--- start Input data ---

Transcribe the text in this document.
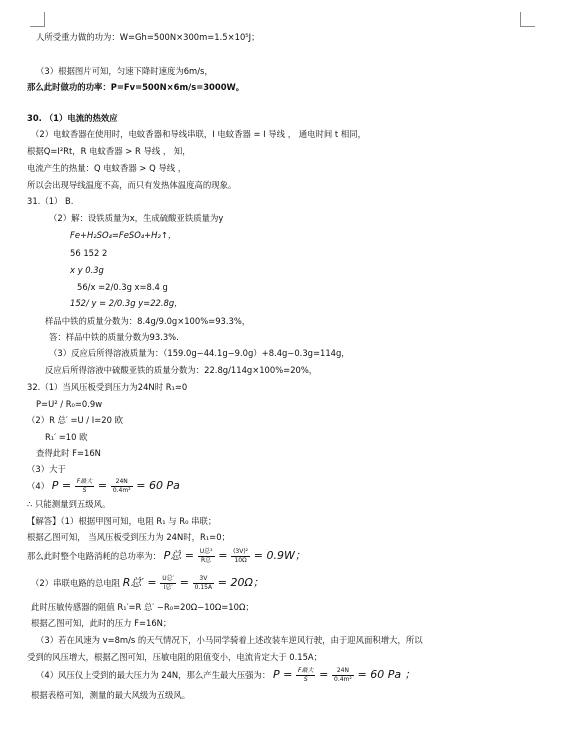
人所受重力做的功为：W=Gh=500N×300m=1.5×10⁵J；
（3）根据图片可知，匀速下降时速度为6m/s，
那么此时做功的功率：P=Fv=500N×6m/s=3000W。
30. （1）电流的热效应
（2）电蚊香器在使用时，电蚊香器和导线串联，I 电蚊香器 = I 导线 ， 通电时间 t 相同，
根据Q=I²Rt，R 电蚊香器 > R 导线 ， 知，
电流产生的热量：Q 电蚊香器 > Q 导线 ，
所以会出现导线温度不高，而只有发热体温度高的现象。
31.（1） B.
（2）解：设铁质量为x，生成硫酸亚铁质量为y
Fe+H₂SO₄=FeSO₄+H₂↑，
56 152 2
x y 0.3g
56/x =2/0.3g x=8.4 g
152/ y = 2/0.3g y=22.8g，
样品中铁的质量分数为：8.4g/9.0g×100%=93.3%，
答：样品中铁的质量分数为93.3%.
（3）反应后所得溶液质量为：（159.0g−44.1g−9.0g）+8.4g−0.3g=114g，
反应后所得溶液中硫酸亚铁的质量分数为：22.8g/114g×100%=20%，
32.（1）当风压板受到压力为24N时 R₁=0
P=U² / R₀=0.9w
（2）R 总′ =U / I=20 欧
R₁′ =10 欧
查得此时 F=16N
（3）大于
（4） $P = \frac{\text{F最大}}{S} = \frac{24N}{\text{0.4m²}} = 60$ Pa
∴ 只能测量到五级风。
【解答】（1）根据甲图可知，电阻 R₁ 与 R₀ 串联；
根据乙图可知， 当风压板受到压力为 24N时，R₁=0；
那么此时整个电路消耗的总功率为： P总 = $\frac{\text{U总²}}{\text{R总}} = \frac{\text{(3V)²}}{10\Omega} = 0.9W$；
（2）串联电路的总电阻 R总′ = $\frac{\text{U总′}}{\text{I总′}} = \frac{3V}{0.15A} = 20\Omega$；
此时压敏传感器的阻值 R₁′=R 总′ −R₀=20Ω−10Ω=10Ω；
根据乙图可知，此时的压力 F=16N；
（3）若在风速为 v=8m/s 的天气情况下，小马同学骑着上述改装车逆风行驶，由于迎风面积增大，所以
受到的风压增大，根据乙图可知，压敏电阻的阻值变小，电流肯定大于 0.15A；
（4）风压仪上受到的最大压力为 24N，那么产生最大压强为： $P = \frac{\text{F最大}}{S} = \frac{24N}{\text{0.4m²}} = 60$ Pa ；
根据表格可知，测量的最大风级为五级风。
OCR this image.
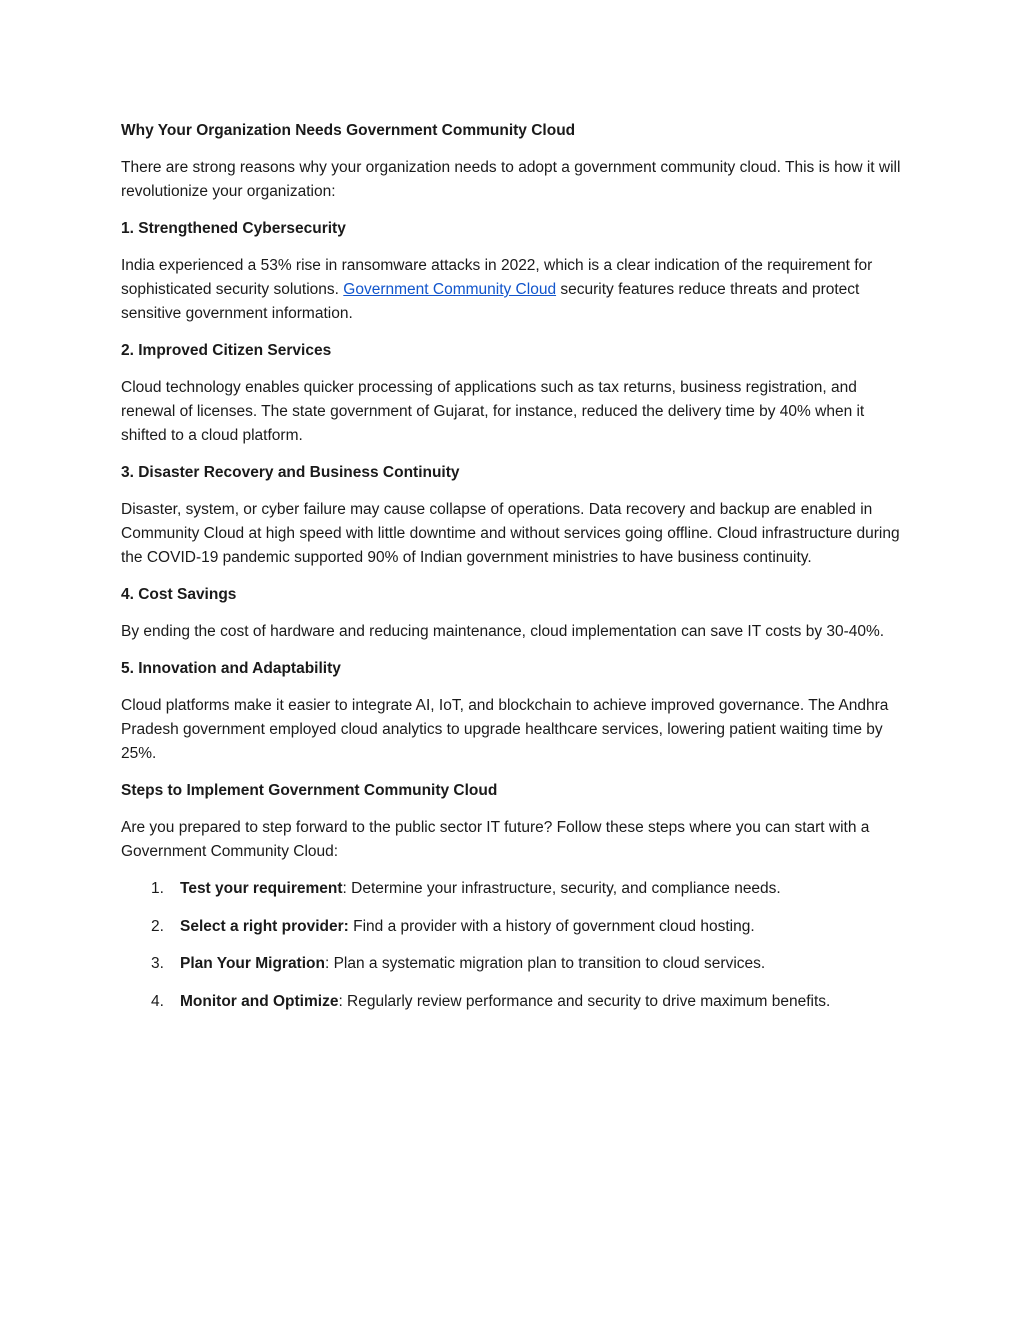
Why Your Organization Needs Government Community Cloud
There are strong reasons why your organization needs to adopt a government community cloud. This is how it will revolutionize your organization:
1. Strengthened Cybersecurity
India experienced a 53% rise in ransomware attacks in 2022, which is a clear indication of the requirement for sophisticated security solutions. Government Community Cloud security features reduce threats and protect sensitive government information.
2. Improved Citizen Services
Cloud technology enables quicker processing of applications such as tax returns, business registration, and renewal of licenses. The state government of Gujarat, for instance, reduced the delivery time by 40% when it shifted to a cloud platform.
3. Disaster Recovery and Business Continuity
Disaster, system, or cyber failure may cause collapse of operations. Data recovery and backup are enabled in Community Cloud at high speed with little downtime and without services going offline. Cloud infrastructure during the COVID-19 pandemic supported 90% of Indian government ministries to have business continuity.
4. Cost Savings
By ending the cost of hardware and reducing maintenance, cloud implementation can save IT costs by 30-40%.
5. Innovation and Adaptability
Cloud platforms make it easier to integrate AI, IoT, and blockchain to achieve improved governance. The Andhra Pradesh government employed cloud analytics to upgrade healthcare services, lowering patient waiting time by 25%.
Steps to Implement Government Community Cloud
Are you prepared to step forward to the public sector IT future? Follow these steps where you can start with a Government Community Cloud:
1. Test your requirement: Determine your infrastructure, security, and compliance needs.
2. Select a right provider: Find a provider with a history of government cloud hosting.
3. Plan Your Migration: Plan a systematic migration plan to transition to cloud services.
4. Monitor and Optimize: Regularly review performance and security to drive maximum benefits.
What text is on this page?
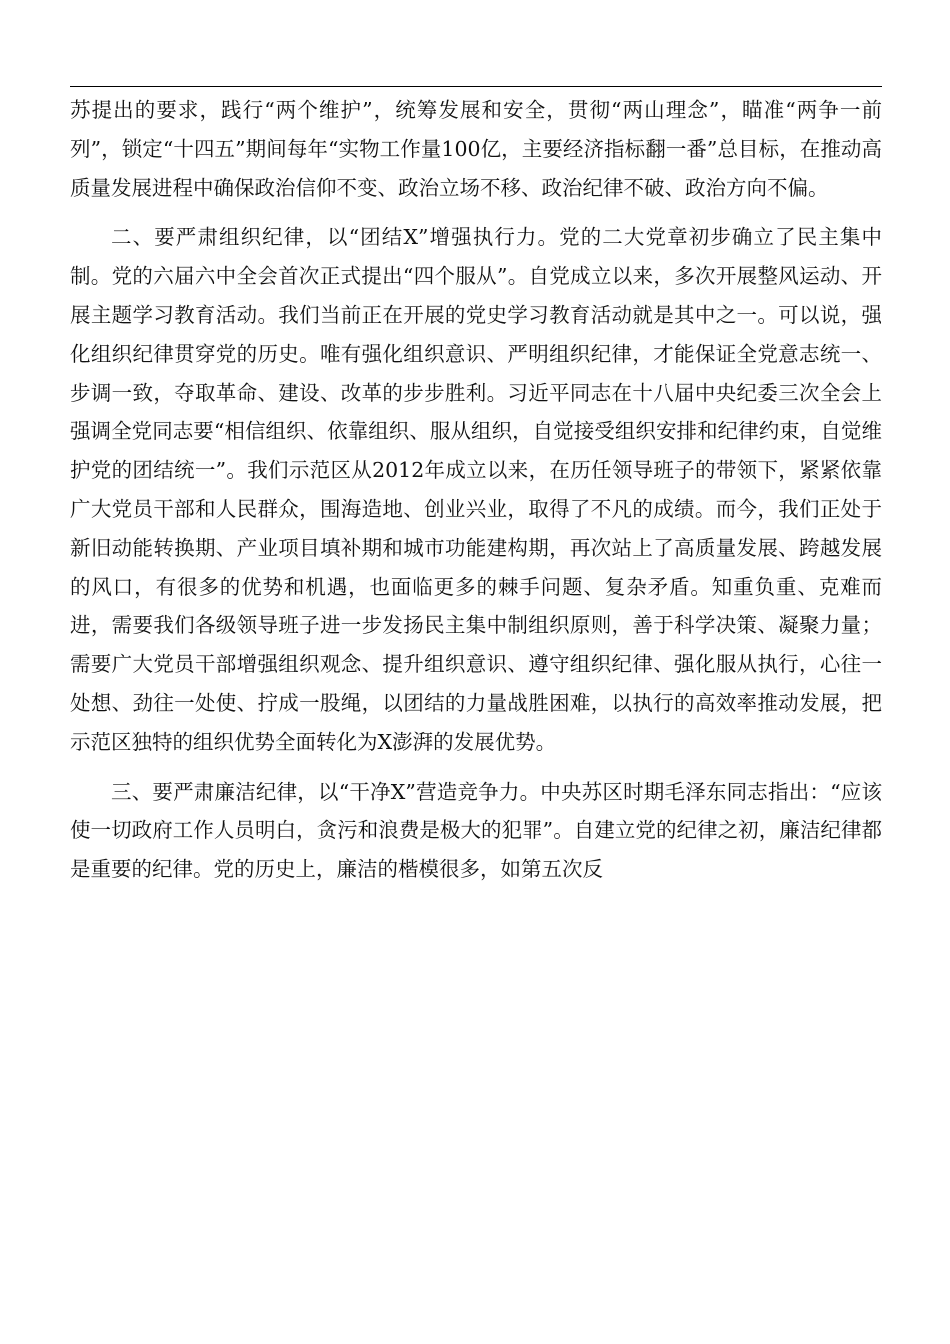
苏提出的要求，践行“两个维护”，统筹发展和安全，贯彻“两山理念”，瞄准“两争一前列”，锁定“十四五”期间每年“实物工作量100亿，主要经济指标翻一番”总目标，在推动高质量发展进程中确保政治信仰不变、政治立场不移、政治纪律不破、政治方向不偏。

二、要严肃组织纪律，以“团结X”增强执行力。党的二大党章初步确立了民主集中制。党的六届六中全会首次正式提出“四个服从”。自党成立以来，多次开展整风运动、开展主题学习教育活动。我们当前正在开展的党史学习教育活动就是其中之一。可以说，强化组织纪律贯穿党的历史。唯有强化组织意识、严明组织纪律，才能保证全党意志统一、步调一致，夺取革命、建设、改革的步步胜利。习近平同志在十八届中央纪委三次全会上强调全党同志要“相信组织、依靠组织、服从组织，自觉接受组织安排和纪律约束，自觉维护党的团结统一”。我们示范区从2012年成立以来，在历任领导班子的带领下，紧紧依靠广大党员干部和人民群众，围海造地、创业兴业，取得了不凡的成绩。而今，我们正处于新旧动能转换期、产业项目填补期和城市功能建构期，再次站上了高质量发展、跨越发展的风口，有很多的优势和机遇，也面临更多的棘手问题、复杂矛盾。知重负重、克难而进，需要我们各级领导班子进一步发扬民主集中制组织原则，善于科学决策、凝聚力量；需要广大党员干部增强组织观念、提升组织意识、遵守组织纪律、强化服从执行，心往一处想、劲往一处使、拧成一股绳，以团结的力量战胜困难，以执行的高效率推动发展，把示范区独特的组织优势全面转化为X澎湃的发展优势。

三、要严肃廉洁纪律，以“干净X”营造竞争力。中央苏区时期毛泽东同志指出：“应该使一切政府工作人员明白，贪污和浪费是极大的犯罪”。自建立党的纪律之初，廉洁纪律都是重要的纪律。党的历史上，廉洁的楷模很多，如第五次反
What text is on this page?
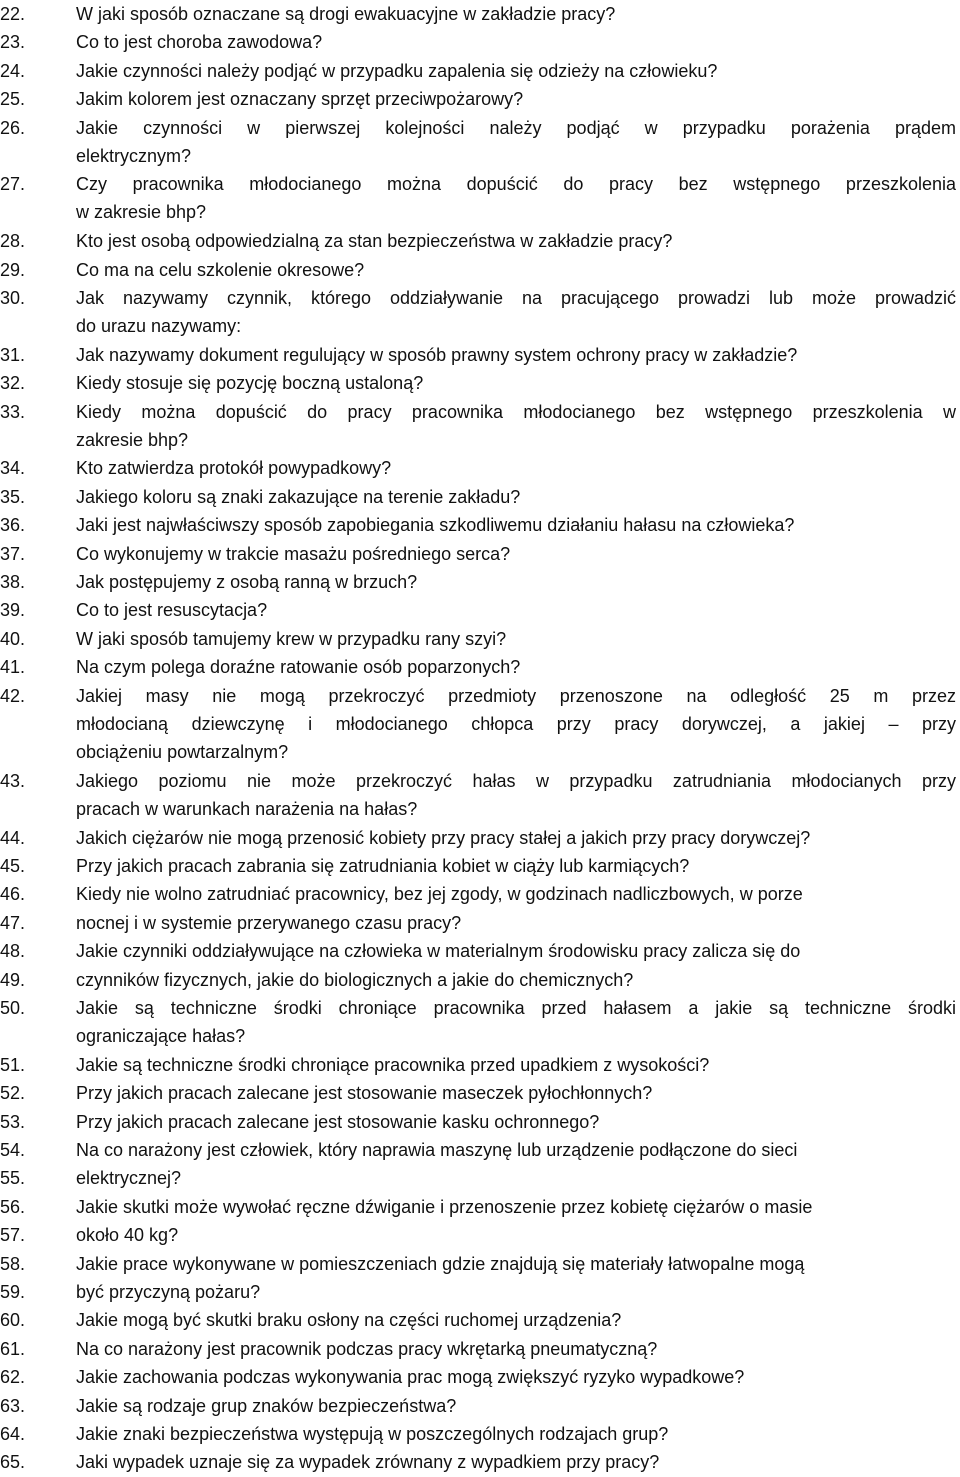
22.	W jaki sposób oznaczane są drogi ewakuacyjne w zakładzie pracy?
23.	Co to jest choroba zawodowa?
24.	Jakie czynności należy podjąć w przypadku zapalenia się odzieży na człowieku?
25.	Jakim kolorem jest oznaczany sprzęt przeciwpożarowy?
26.	Jakie czynności w pierwszej kolejności należy podjąć w przypadku porażenia prądem
elektrycznym?
27.	Czy pracownika młodocianego można dopuścić do pracy bez wstępnego przeszkolenia
w zakresie bhp?
28.	Kto jest osobą odpowiedzialną za stan bezpieczeństwa w zakładzie pracy?
29.	Co ma na celu szkolenie okresowe?
30.	Jak nazywamy czynnik, którego oddziaływanie na pracującego prowadzi lub może prowadzić
do urazu nazywamy:
31.	Jak nazywamy dokument regulujący w sposób prawny system ochrony pracy w zakładzie?
32.	Kiedy stosuje się pozycję boczną ustaloną?
33.	Kiedy można dopuścić do pracy pracownika młodocianego bez wstępnego przeszkolenia w
zakresie bhp?
34.	Kto zatwierdza protokół powypadkowy?
35.	Jakiego koloru są znaki zakazujące na terenie zakładu?
36.	Jaki jest najwłaściwszy sposób zapobiegania szkodliwemu działaniu hałasu na człowieka?
37.	Co wykonujemy w trakcie masażu pośredniego serca?
38.	Jak postępujemy z osobą ranną w brzuch?
39.	Co to jest resuscytacja?
40.	W jaki sposób tamujemy krew w przypadku rany szyi?
41.	Na czym polega doraźne ratowanie osób poparzonych?
42.	Jakiej masy nie mogą przekroczyć przedmioty przenoszone na odległość 25 m przez
młodocianą dziewczynę i młodocianego chłopca przy pracy dorywczej, a jakiej – przy
obciążeniu powtarzalnym?
43.	Jakiego poziomu nie może przekroczyć hałas w przypadku zatrudniania młodocianych przy
pracach w warunkach narażenia na hałas?
44.	Jakich ciężarów nie mogą przenosić kobiety przy pracy stałej a jakich przy pracy dorywczej?
45.	Przy jakich pracach zabrania się zatrudniania kobiet w ciąży lub karmiących?
46.	Kiedy nie wolno zatrudniać pracownicy, bez jej zgody, w godzinach nadliczbowych, w porze
47.	nocnej i w systemie przerywanego czasu pracy?
48.	Jakie czynniki oddziaływujące na człowieka w materialnym środowisku pracy zalicza się do
49.	czynników fizycznych, jakie do biologicznych a jakie do chemicznych?
50.	Jakie są techniczne środki chroniące pracownika przed hałasem a jakie są techniczne środki
ograniczające hałas?
51.	Jakie są techniczne środki chroniące pracownika przed upadkiem z wysokości?
52.	Przy jakich pracach zalecane jest stosowanie maseczek pyłochłonnych?
53.	Przy jakich pracach zalecane jest stosowanie kasku ochronnego?
54.	Na co narażony jest człowiek, który naprawia maszynę lub urządzenie podłączone do sieci
55.	elektrycznej?
56.	Jakie skutki może wywołać ręczne dźwiganie i przenoszenie przez kobietę ciężarów o masie
57.	około 40 kg?
58.	Jakie prace wykonywane w pomieszczeniach gdzie znajdują się materiały łatwopalne mogą
59.	być przyczyną pożaru?
60.	Jakie mogą być skutki braku osłony na części ruchomej urządzenia?
61.	Na co narażony jest pracownik podczas pracy wkrętarką pneumatyczną?
62.	Jakie zachowania podczas wykonywania prac mogą zwiększyć ryzyko wypadkowe?
63.	Jakie są rodzaje grup znaków bezpieczeństwa?
64.	Jakie znaki bezpieczeństwa występują w poszczególnych rodzajach grup?
65.	Jaki wypadek uznaje się za wypadek zrównany z wypadkiem przy pracy?
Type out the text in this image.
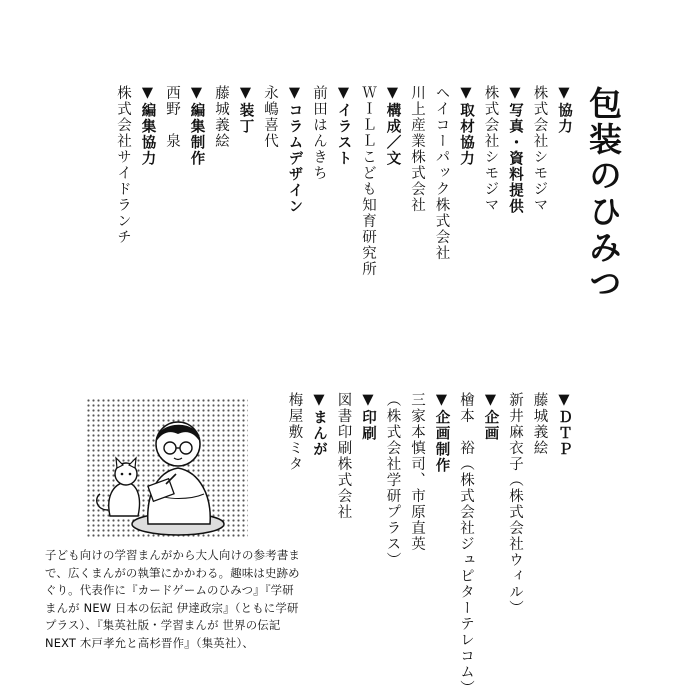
包装のひみつ
▼協力
株式会社シモジマ
▼写真・資料提供
株式会社シモジマ
▼取材協力
ヘイコーパック株式会社
川上産業株式会社
▼構成／文
ＷＩＬＬこども知育研究所
▼イラスト
前田はんきち
▼コラムデザイン
永嶋喜代
▼装丁
藤城義絵
▼編集制作
西野　泉
▼編集協力
株式会社サイドランチ
▼ＤＴＰ
藤城義絵
新井麻衣子（株式会社ウィル）
▼企画
檜本　裕（株式会社ジュピターテレコム）
▼企画制作
三家本慎司、市原直英
（株式会社学研プラス）
▼印刷
図書印刷株式会社
▼まんが
梅屋敷ミタ

子ども向けの学習まんがから大人向けの参考書まで、広くまんがの執筆にかかわる。趣味は史跡めぐり。代表作に『カードゲームのひみつ』『学研まんが NEW 日本の伝記 伊達政宗』（ともに学研プラス）、『集英社版・学習まんが 世界の伝記 NEXT 木戸孝允と高杉晋作』（集英社）、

--- end Input data ---

** Goal **
Identify and list each line with the word "Disaster".

** Answer to the task **
3. Disaster Recovery and Business Continuity
Disaster, system, or cyber failure may cause collapse of operations. Data recovery and backup are enabled in Community Cloud at high speed with little downtime and without services going offline. Cloud infrastructure during the COVID-19 pandemic supported 90% of Indian government ministries to have business continuity.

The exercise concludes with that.